Task requirements — For the copy, please give all of the data again exactly and leave the pictures out.
====================
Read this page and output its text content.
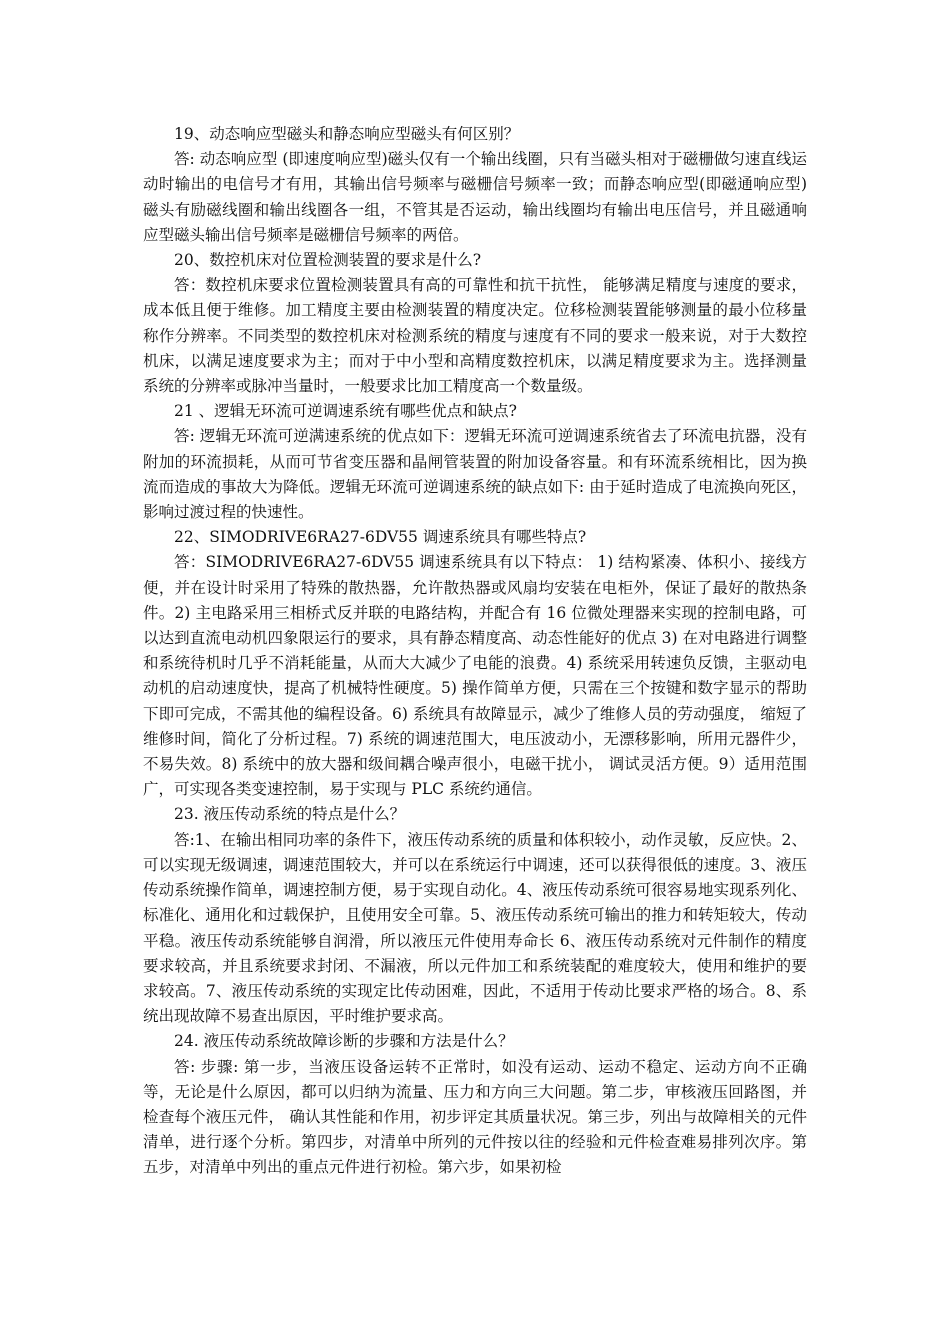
19、动态响应型磁头和静态响应型磁头有何区别？

答: 动态响应型 (即速度响应型)磁头仅有一个输出线圈，只有当磁头相对于磁栅做匀速直线运动时输出的电信号才有用，其输出信号频率与磁栅信号频率一致；而静态响应型(即磁通响应型) 磁头有励磁线圈和输出线圈各一组，不管其是否运动，输出线圈均有输出电压信号，并且磁通响应型磁头输出信号频率是磁栅信号频率的两倍。

20、数控机床对位置检测装置的要求是什么?

答：数控机床要求位置检测装置具有高的可靠性和抗干抗性， 能够满足精度与速度的要求，成本低且便于维修。加工精度主要由检测装置的精度决定。位移检测装置能够测量的最小位移量称作分辨率。不同类型的数控机床对检测系统的精度与速度有不同的要求一般来说，对于大数控机床，以满足速度要求为主；而对于中小型和高精度数控机床，以满足精度要求为主。选择测量系统的分辨率或脉冲当量时，一般要求比加工精度高一个数量级。

21 、逻辑无环流可逆调速系统有哪些优点和缺点?

答: 逻辑无环流可逆满速系统的优点如下：逻辑无环流可逆调速系统省去了环流电抗器，没有附加的环流损耗，从而可节省变压器和晶闸管装置的附加设备容量。和有环流系统相比，因为换流而造成的事故大为降低。逻辑无环流可逆调速系统的缺点如下: 由于延时造成了电流换向死区，影响过渡过程的快速性。

22、SIMODRIVE6RA27-6DV55 调速系统具有哪些特点?

答：SIMODRIVE6RA27-6DV55 调速系统具有以下特点： 1) 结构紧凑、体积小、接线方便，并在设计时采用了特殊的散热器，允许散热器或风扇均安装在电柜外，保证了最好的散热条件。2) 主电路采用三相桥式反并联的电路结构，并配合有 16 位微处理器来实现的控制电路，可以达到直流电动机四象限运行的要求，具有静态精度高、动态性能好的优点 3) 在对电路进行调整和系统待机时几乎不消耗能量，从而大大减少了电能的浪费。4) 系统采用转速负反馈，主驱动电动机的启动速度快，提高了机械特性硬度。5) 操作简单方便，只需在三个按键和数字显示的帮助下即可完成，不需其他的编程设备。6) 系统具有故障显示，减少了维修人员的劳动强度， 缩短了维修时间，简化了分析过程。7) 系统的调速范围大，电压波动小，无漂移影响，所用元器件少，不易失效。8) 系统中的放大器和级间耦合噪声很小，电磁干扰小， 调试灵活方便。9）适用范围广，可实现各类变速控制，易于实现与 PLC 系统约通信。

23. 液压传动系统的特点是什么？

答:1、在输出相同功率的条件下，液压传动系统的质量和体积较小，动作灵敏，反应快。2、可以实现无级调速，调速范围较大，并可以在系统运行中调速，还可以获得很低的速度。3、液压传动系统操作简单，调速控制方便，易于实现自动化。4、液压传动系统可很容易地实现系列化、标准化、通用化和过载保护，且使用安全可靠。5、液压传动系统可输出的推力和转矩较大，传动平稳。液压传动系统能够自润滑，所以液压元件使用寿命长 6、液压传动系统对元件制作的精度要求较高，并且系统要求封闭、不漏液，所以元件加工和系统装配的难度较大，使用和维护的要求较高。7、液压传动系统的实现定比传动困难，因此，不适用于传动比要求严格的场合。8、系统出现故障不易查出原因，平时维护要求高。

24. 液压传动系统故障诊断的步骤和方法是什么？

答: 步骤: 第一步，当液压设备运转不正常时，如没有运动、运动不稳定、运动方向不正确等，无论是什么原因，都可以归纳为流量、压力和方向三大问题。第二步，审核液压回路图，并检查每个液压元件， 确认其性能和作用，初步评定其质量状况。第三步，列出与故障相关的元件清单，进行逐个分析。第四步，对清单中所列的元件按以往的经验和元件检查难易排列次序。第五步，对清单中列出的重点元件进行初检。第六步，如果初检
====================
Solution for this problem —
Read this page and output its text content.
19、动态响应型磁头和静态响应型磁头有何区别？

答: 动态响应型 (即速度响应型)磁头仅有一个输出线圈，只有当磁头相对于磁栅做匀速直线运动时输出的电信号才有用，其输出信号频率与磁栅信号频率一致；而静态响应型(即磁通响应型) 磁头有励磁线圈和输出线圈各一组，不管其是否运动，输出线圈均有输出电压信号，并且磁通响应型磁头输出信号频率是磁栅信号频率的两倍。

20、数控机床对位置检测装置的要求是什么?

答：数控机床要求位置检测装置具有高的可靠性和抗干抗性， 能够满足精度与速度的要求，成本低且便于维修。加工精度主要由检测装置的精度决定。位移检测装置能够测量的最小位移量称作分辨率。不同类型的数控机床对检测系统的精度与速度有不同的要求一般来说，对于大数控机床，以满足速度要求为主；而对于中小型和高精度数控机床，以满足精度要求为主。选择测量系统的分辨率或脉冲当量时，一般要求比加工精度高一个数量级。

21 、逻辑无环流可逆调速系统有哪些优点和缺点?

答: 逻辑无环流可逆满速系统的优点如下：逻辑无环流可逆调速系统省去了环流电抗器，没有附加的环流损耗，从而可节省变压器和晶闸管装置的附加设备容量。和有环流系统相比，因为换流而造成的事故大为降低。逻辑无环流可逆调速系统的缺点如下: 由于延时造成了电流换向死区，影响过渡过程的快速性。

22、SIMODRIVE6RA27-6DV55 调速系统具有哪些特点?

答：SIMODRIVE6RA27-6DV55 调速系统具有以下特点： 1) 结构紧凑、体积小、接线方便，并在设计时采用了特殊的散热器，允许散热器或风扇均安装在电柜外，保证了最好的散热条件。2) 主电路采用三相桥式反并联的电路结构，并配合有 16 位微处理器来实现的控制电路，可以达到直流电动机四象限运行的要求，具有静态精度高、动态性能好的优点 3) 在对电路进行调整和系统待机时几乎不消耗能量，从而大大减少了电能的浪费。4) 系统采用转速负反馈，主驱动电动机的启动速度快，提高了机械特性硬度。5) 操作简单方便，只需在三个按键和数字显示的帮助下即可完成，不需其他的编程设备。6) 系统具有故障显示，减少了维修人员的劳动强度， 缩短了维修时间，简化了分析过程。7) 系统的调速范围大，电压波动小，无漂移影响，所用元器件少，不易失效。8) 系统中的放大器和级间耦合噪声很小，电磁干扰小， 调试灵活方便。9）适用范围广，可实现各类变速控制，易于实现与 PLC 系统约通信。

23. 液压传动系统的特点是什么？

答:1、在输出相同功率的条件下，液压传动系统的质量和体积较小，动作灵敏，反应快。2、可以实现无级调速，调速范围较大，并可以在系统运行中调速，还可以获得很低的速度。3、液压传动系统操作简单，调速控制方便，易于实现自动化。4、液压传动系统可很容易地实现系列化、标准化、通用化和过载保护，且使用安全可靠。5、液压传动系统可输出的推力和转矩较大，传动平稳。液压传动系统能够自润滑，所以液压元件使用寿命长 6、液压传动系统对元件制作的精度要求较高，并且系统要求封闭、不漏液，所以元件加工和系统装配的难度较大，使用和维护的要求较高。7、液压传动系统的实现定比传动困难，因此，不适用于传动比要求严格的场合。8、系统出现故障不易查出原因，平时维护要求高。

24. 液压传动系统故障诊断的步骤和方法是什么？

答: 步骤: 第一步，当液压设备运转不正常时，如没有运动、运动不稳定、运动方向不正确等，无论是什么原因，都可以归纳为流量、压力和方向三大问题。第二步，审核液压回路图，并检查每个液压元件， 确认其性能和作用，初步评定其质量状况。第三步，列出与故障相关的元件清单，进行逐个分析。第四步，对清单中所列的元件按以往的经验和元件检查难易排列次序。第五步，对清单中列出的重点元件进行初检。第六步，如果初检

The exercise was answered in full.